++++ RECORD LIST ++++
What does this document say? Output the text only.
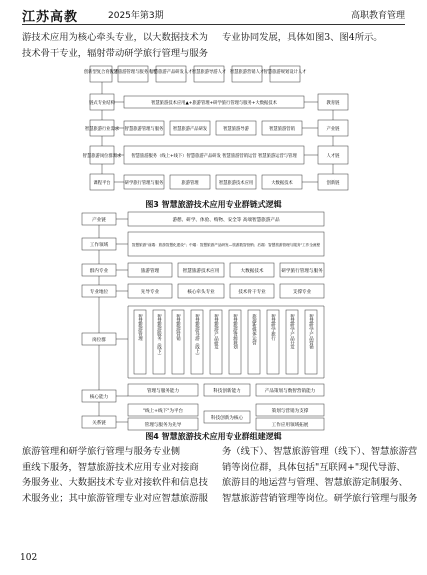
江苏高教	2025年第3期	高职教育管理
游技术应用为核心牵头专业，以大数据技术为
技术骨干专业，辐射带动研学旅行管理与服务
专业协同发展，具体如图3、图4所示。
创新型复合育人才
智慧旅游管理与服务人才
智慧旅游产品研发人才 智慧旅游导游人才 智慧旅游营销人才 智慧旅游规划设计人才
链式专业结构	智慧旅游技术应用▲+旅游管理+研学旅行管理与服务+大数据技术	教育链
智慧旅游行业需求 智慧旅游管理与服务 智慧旅游产品研发	智慧旅游导游	智慧旅游营销	产业链
智慧旅游岗位群需求 智慧旅游服务（线上+线下）智慧旅游产品研发 智慧旅游营销运营 智慧旅游运营与管理	人才链
课程平台	研学旅行管理与服务	旅游管理	智慧旅游技术应用	大数据技术	创新链
图3 智慧旅游技术应用专业群链式逻辑
产业链	游憩、研学、体验、购物、安全等 高端智慧旅游产品
工作领域	智慧旅游"前端：旅游智慧化建设"；中端：智慧旅游产品研发—旅游数智营销；后端：智慧旅游管理与服务"工作全流程
群内专业	旅游管理	智慧旅游技术应用	大数据技术	研学旅行管理与服务
专业地位	先导专业	核心牵头专业	技术骨干专业	支撑专业
岗位群
核心能力
管理与服务能力	科技创新能力	产品策划与数智营销能力
关系链
"线上+线下"为平台
管理与服务为先导
科技创新为核心
策划与营销为支撑
工作应用领域拓展
智慧旅游管理	智慧旅游服务（线下）	智慧旅游营销	智慧旅游导游（线上）	智慧旅游产品研发	智慧旅游资源规划	旅游新媒体运营	智慧研学旅行	智慧研学产品开发	智慧研学产品营销
图4 智慧旅游技术应用专业群组建逻辑
旅游管理和研学旅行管理与服务专业侧
重线下服务，智慧旅游技术应用专业对接商
务服务业、大数据技术专业对接软件和信息技
术服务业；其中旅游管理专业对应智慧旅游服
务（线下）、智慧旅游管理（线下）、智慧旅游营
销等岗位群，具体包括"互联网+"现代导游、
旅游目的地运营与管理、智慧旅游定制服务、
智慧旅游营销管理等岗位。研学旅行管理与服务
102
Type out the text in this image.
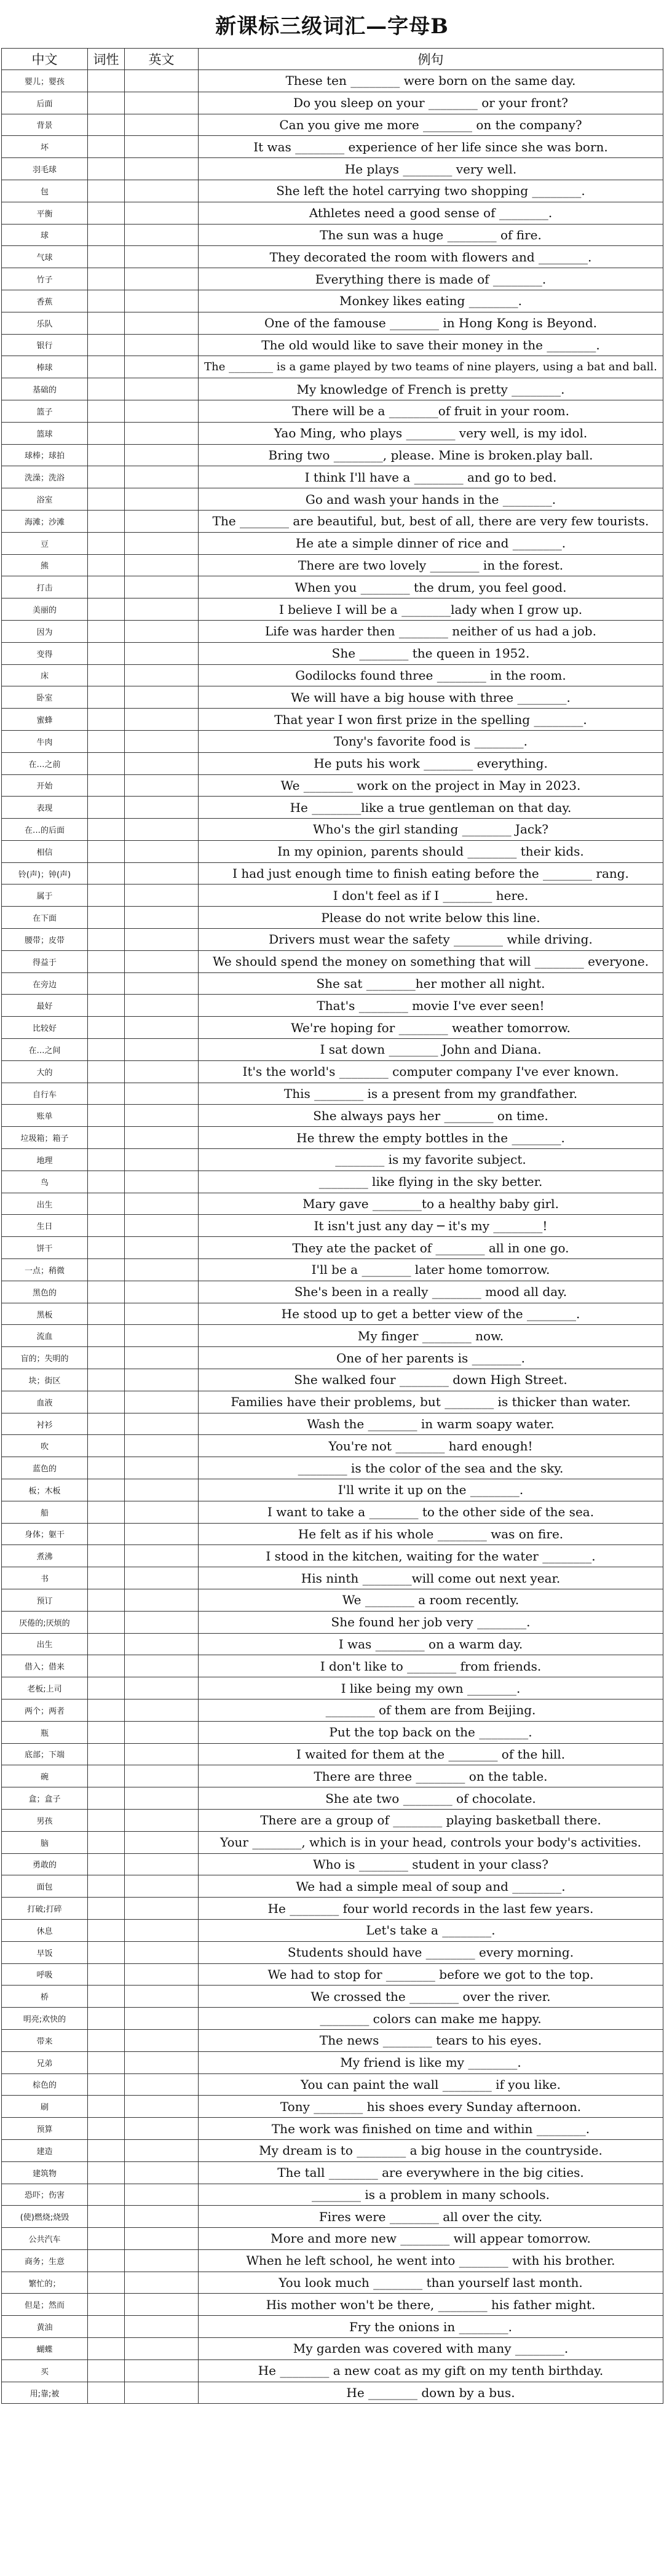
新课标三级词汇—字母B
中文	词性	英文	例句
婴儿；婴孩			These ten ________ were born on the same day.
后面			Do you sleep on your ________ or your front?
背景			Can you give me more ________ on the company?
坏			It was ________ experience of her life since she was born.
羽毛球			He plays ________ very well.
包			She left the hotel carrying two shopping ________.
平衡			Athletes need a good sense of ________.
球			The sun was a huge ________ of fire.
气球			They decorated the room with flowers and ________.
竹子			Everything there is made of ________.
香蕉			Monkey likes eating ________.
乐队			One of the famouse ________ in Hong Kong is Beyond.
银行			The old would like to save their money in the ________.
棒球			The ________ is a game played by two teams of nine players, using a bat and ball.
基础的			My knowledge of French is pretty ________.
篮子			There will be a ________of fruit in your room.
篮球			Yao Ming, who plays ________ very well, is my idol.
球棒；球拍			Bring two ________, please. Mine is broken.play ball.
洗澡；洗浴			I think I'll have a ________ and go to bed.
浴室			Go and wash your hands in the ________.
海滩；沙滩			The ________ are beautiful, but, best of all, there are very few tourists.
豆			He ate a simple dinner of rice and ________.
熊			There are two lovely ________ in the forest.
打击			When you ________ the drum, you feel good.
美丽的			I believe I will be a ________lady when I grow up.
因为			Life was harder then ________ neither of us had a job.
变得			She ________ the queen in 1952.
床			Godilocks found three ________ in the room.
卧室			We will have a big house with three ________.
蜜蜂			That year I won first prize in the spelling ________.
牛肉			Tony's favorite food is ________.
在…之前			He puts his work ________ everything.
开始			We ________ work on the project in May in 2023.
表现			He ________like a true gentleman on that day.
在…的后面			Who's the girl standing ________ Jack?
相信			In my opinion, parents should ________ their kids.
铃(声)；钟(声)			I had just enough time to finish eating before the ________ rang.
属于			I don't feel as if I ________ here.
在下面			Please do not write below this line.
腰带；皮带			Drivers must wear the safety ________ while driving.
得益于			We should spend the money on something that will ________ everyone.
在旁边			She sat ________her mother all night.
最好			That's ________ movie I've ever seen!
比较好			We're hoping for ________ weather tomorrow.
在…之间			I sat down ________ John and Diana.
大的			It's the world's ________ computer company I've ever known.
自行车			This ________ is a present from my grandfather.
账单			She always pays her ________ on time.
垃圾箱；箱子			He threw the empty bottles in the ________.
地理			________ is my favorite subject.
鸟			________ like flying in the sky better.
出生			Mary gave ________to a healthy baby girl.
生日			It isn't just any day ─ it's my ________!
饼干			They ate the packet of ________ all in one go.
一点；稍微			I'll be a ________ later home tomorrow.
黑色的			She's been in a really ________ mood all day.
黑板			He stood up to get a better view of the ________.
流血			My finger ________ now.
盲的；失明的			One of her parents is ________.
块；街区			She walked four ________ down High Street.
血液			Families have their problems, but ________ is thicker than water.
衬衫			Wash the ________ in warm soapy water.
吹			You're not ________ hard enough!
蓝色的			________ is the color of the sea and the sky.
板；木板			I'll write it up on the ________.
船			I want to take a ________ to the other side of the sea.
身体；躯干			He felt as if his whole ________ was on fire.
煮沸			I stood in the kitchen, waiting for the water ________.
书			His ninth ________will come out next year.
预订			We ________ a room recently.
厌倦的;厌烦的			She found her job very ________.
出生			I was ________ on a warm day.
借入；借来			I don't like to ________ from friends.
老板;上司			I like being my own ________.
两个；两者			________ of them are from Beijing.
瓶			Put the top back on the ________.
底部；下端			I waited for them at the ________ of the hill.
碗			There are three ________ on the table.
盒；盒子			She ate two ________ of chocolate.
男孩			There are a group of ________ playing basketball there.
脑			Your ________, which is in your head, controls your body's activities.
勇敢的			Who is ________ student in your class?
面包			We had a simple meal of soup and ________.
打破;打碎			He ________ four world records in the last few years.
休息			Let's take a ________.
早饭			Students should have ________ every morning.
呼吸			We had to stop for ________ before we got to the top.
桥			We crossed the ________ over the river.
明亮;欢快的			________ colors can make me happy.
带来			The news ________ tears to his eyes.
兄弟			My friend is like my ________.
棕色的			You can paint the wall ________ if you like.
刷			Tony ________ his shoes every Sunday afternoon.
预算			The work was finished on time and within ________.
建造			My dream is to ________ a big house in the countryside.
建筑物			The tall ________ are everywhere in the big cities.
恐吓；伤害			________ is a problem in many schools.
(使)燃烧;烧毁			Fires were ________ all over the city.
公共汽车			More and more new ________ will appear tomorrow.
商务；生意			When he left school, he went into ________ with his brother.
繁忙的；			You look much ________ than yourself last month.
但是；然而			His mother won't be there, ________ his father might.
黄油			Fry the onions in ________.
蝴蝶			My garden was covered with many ________.
买			He ________ a new coat as my gift on my tenth birthday.
用;靠;被			He ________ down by a bus.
++++
## EXERCISE GOAL
Please write out all of the material above without changing a word, and omit any pictures.

## OUTPUT FOR THIS EXERCISE
What does this document say? Output the text only.
江苏高教	2025年第3期	高职教育管理
游技术应用为核心牵头专业，以大数据技术为
技术骨干专业，辐射带动研学旅行管理与服务
专业协同发展，具体如图3、图4所示。
创新型复合育人才
智慧旅游管理与服务人才
智慧旅游产品研发人才 智慧旅游导游人才 智慧旅游营销人才 智慧旅游规划设计人才
链式专业结构	智慧旅游技术应用▲+旅游管理+研学旅行管理与服务+大数据技术	教育链
智慧旅游行业需求 智慧旅游管理与服务 智慧旅游产品研发	智慧旅游导游	智慧旅游营销	产业链
智慧旅游岗位群需求 智慧旅游服务（线上+线下）智慧旅游产品研发 智慧旅游营销运营 智慧旅游运营与管理	人才链
课程平台	研学旅行管理与服务	旅游管理	智慧旅游技术应用	大数据技术	创新链
图3 智慧旅游技术应用专业群链式逻辑
产业链	游憩、研学、体验、购物、安全等 高端智慧旅游产品
工作领域	智慧旅游"前端：旅游智慧化建设"；中端：智慧旅游产品研发—旅游数智营销；后端：智慧旅游管理与服务"工作全流程
群内专业	旅游管理	智慧旅游技术应用	大数据技术	研学旅行管理与服务
专业地位	先导专业	核心牵头专业	技术骨干专业	支撑专业
岗位群
核心能力
管理与服务能力	科技创新能力	产品策划与数智营销能力
关系链
"线上+线下"为平台
管理与服务为先导
科技创新为核心
策划与营销为支撑
工作应用领域拓展
智慧旅游管理	智慧旅游服务（线下）	智慧旅游营销	智慧旅游导游（线上）	智慧旅游产品研发	智慧旅游资源规划	旅游新媒体运营	智慧研学旅行	智慧研学产品开发	智慧研学产品营销
图4 智慧旅游技术应用专业群组建逻辑
旅游管理和研学旅行管理与服务专业侧
重线下服务，智慧旅游技术应用专业对接商
务服务业、大数据技术专业对接软件和信息技
术服务业；其中旅游管理专业对应智慧旅游服
务（线下）、智慧旅游管理（线下）、智慧旅游营
销等岗位群，具体包括"互联网+"现代导游、
旅游目的地运营与管理、智慧旅游定制服务、
智慧旅游营销管理等岗位。研学旅行管理与服务
102
Type out the text in this image.
新课标三级词汇—字母B
中文	词性	英文	例句
婴儿；婴孩			These ten ________ were born on the same day.
后面			Do you sleep on your ________ or your front?
背景			Can you give me more ________ on the company?
坏			It was ________ experience of her life since she was born.
羽毛球			He plays ________ very well.
包			She left the hotel carrying two shopping ________.
平衡			Athletes need a good sense of ________.
球			The sun was a huge ________ of fire.
气球			They decorated the room with flowers and ________.
竹子			Everything there is made of ________.
香蕉			Monkey likes eating ________.
乐队			One of the famouse ________ in Hong Kong is Beyond.
银行			The old would like to save their money in the ________.
棒球			The ________ is a game played by two teams of nine players, using a bat and ball.
基础的			My knowledge of French is pretty ________.
篮子			There will be a ________of fruit in your room.
篮球			Yao Ming, who plays ________ very well, is my idol.
球棒；球拍			Bring two ________, please. Mine is broken.play ball.
洗澡；洗浴			I think I'll have a ________ and go to bed.
浴室			Go and wash your hands in the ________.
海滩；沙滩			The ________ are beautiful, but, best of all, there are very few tourists.
豆			He ate a simple dinner of rice and ________.
熊			There are two lovely ________ in the forest.
打击			When you ________ the drum, you feel good.
美丽的			I believe I will be a ________lady when I grow up.
因为			Life was harder then ________ neither of us had a job.
变得			She ________ the queen in 1952.
床			Godilocks found three ________ in the room.
卧室			We will have a big house with three ________.
蜜蜂			That year I won first prize in the spelling ________.
牛肉			Tony's favorite food is ________.
在…之前			He puts his work ________ everything.
开始			We ________ work on the project in May in 2023.
表现			He ________like a true gentleman on that day.
在…的后面			Who's the girl standing ________ Jack?
相信			In my opinion, parents should ________ their kids.
铃(声)；钟(声)			I had just enough time to finish eating before the ________ rang.
属于			I don't feel as if I ________ here.
在下面			Please do not write below this line.
腰带；皮带			Drivers must wear the safety ________ while driving.
得益于			We should spend the money on something that will ________ everyone.
在旁边			She sat ________her mother all night.
最好			That's ________ movie I've ever seen!
比较好			We're hoping for ________ weather tomorrow.
在…之间			I sat down ________ John and Diana.
大的			It's the world's ________ computer company I've ever known.
自行车			This ________ is a present from my grandfather.
账单			She always pays her ________ on time.
垃圾箱；箱子			He threw the empty bottles in the ________.
地理			________ is my favorite subject.
鸟			________ like flying in the sky better.
出生			Mary gave ________to a healthy baby girl.
生日			It isn't just any day ─ it's my ________!
饼干			They ate the packet of ________ all in one go.
一点；稍微			I'll be a ________ later home tomorrow.
黑色的			She's been in a really ________ mood all day.
黑板			He stood up to get a better view of the ________.
流血			My finger ________ now.
盲的；失明的			One of her parents is ________.
块；街区			She walked four ________ down High Street.
血液			Families have their problems, but ________ is thicker than water.
衬衫			Wash the ________ in warm soapy water.
吹			You're not ________ hard enough!
蓝色的			________ is the color of the sea and the sky.
板；木板			I'll write it up on the ________.
船			I want to take a ________ to the other side of the sea.
身体；躯干			He felt as if his whole ________ was on fire.
煮沸			I stood in the kitchen, waiting for the water ________.
书			His ninth ________will come out next year.
预订			We ________ a room recently.
厌倦的;厌烦的			She found her job very ________.
出生			I was ________ on a warm day.
借入；借来			I don't like to ________ from friends.
老板;上司			I like being my own ________.
两个；两者			________ of them are from Beijing.
瓶			Put the top back on the ________.
底部；下端			I waited for them at the ________ of the hill.
碗			There are three ________ on the table.
盒；盒子			She ate two ________ of chocolate.
男孩			There are a group of ________ playing basketball there.
脑			Your ________, which is in your head, controls your body's activities.
勇敢的			Who is ________ student in your class?
面包			We had a simple meal of soup and ________.
打破;打碎			He ________ four world records in the last few years.
休息			Let's take a ________.
早饭			Students should have ________ every morning.
呼吸			We had to stop for ________ before we got to the top.
桥			We crossed the ________ over the river.
明亮;欢快的			________ colors can make me happy.
带来			The news ________ tears to his eyes.
兄弟			My friend is like my ________.
棕色的			You can paint the wall ________ if you like.
刷			Tony ________ his shoes every Sunday afternoon.
预算			The work was finished on time and within ________.
建造			My dream is to ________ a big house in the countryside.
建筑物			The tall ________ are everywhere in the big cities.
恐吓；伤害			________ is a problem in many schools.
(使)燃烧;烧毁			Fires were ________ all over the city.
公共汽车			More and more new ________ will appear tomorrow.
商务；生意			When he left school, he went into ________ with his brother.
繁忙的；			You look much ________ than yourself last month.
但是；然而			His mother won't be there, ________ his father might.
黄油			Fry the onions in ________.
蝴蝶			My garden was covered with many ________.
买			He ________ a new coat as my gift on my tenth birthday.
用;靠;被			He ________ down by a bus.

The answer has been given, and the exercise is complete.